Give the number of lines in the records below that include "migratoire". Reply with that number alone.
>> BEGIN Supplied material
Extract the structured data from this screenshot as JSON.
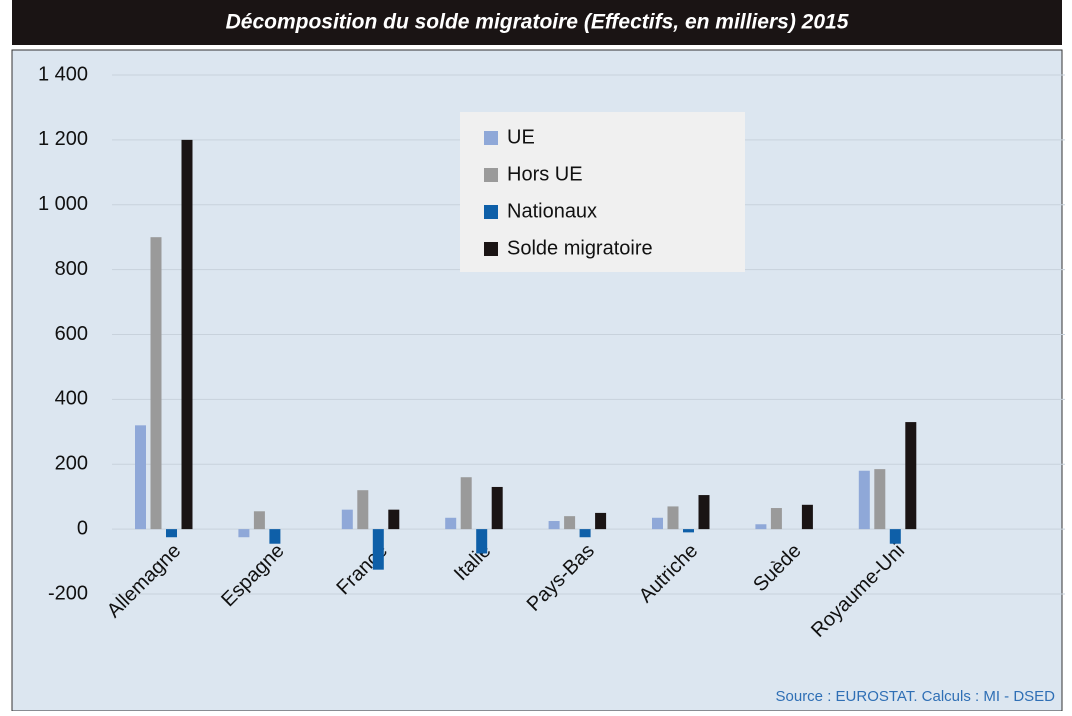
{
  "chart_data": {
    "type": "bar",
    "title": "Décomposition du solde migratoire (Effectifs, en milliers) 2015",
    "source": "Source : EUROSTAT. Calculs : MI - DSED",
    "categories": [
      "Allemagne",
      "Espagne",
      "France",
      "Italie",
      "Pays-Bas",
      "Autriche",
      "Suède",
      "Royaume-Uni"
    ],
    "series": [
      {
        "name": "UE",
        "color": "#8fa8d8",
        "values": [
          320,
          -25,
          60,
          35,
          25,
          35,
          15,
          180
        ]
      },
      {
        "name": "Hors UE",
        "color": "#9a9a9a",
        "values": [
          900,
          55,
          120,
          160,
          40,
          70,
          65,
          185
        ]
      },
      {
        "name": "Nationaux",
        "color": "#0e5fa8",
        "values": [
          -25,
          -45,
          -125,
          -75,
          -25,
          -10,
          0,
          -45
        ]
      },
      {
        "name": "Solde migratoire",
        "color": "#1a1414",
        "values": [
          1200,
          0,
          60,
          130,
          50,
          105,
          75,
          330
        ]
      }
    ],
    "ylim": [
      -200,
      1400
    ],
    "yticks": [
      -200,
      0,
      200,
      400,
      600,
      800,
      {
        "value": 1000,
        "label": "1 000"
      },
      {
        "value": 1200,
        "label": "1 200"
      },
      {
        "value": 1400,
        "label": "1 400"
      }
    ],
    "grid": true
  }
}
>> END Supplied material
Output of the task
2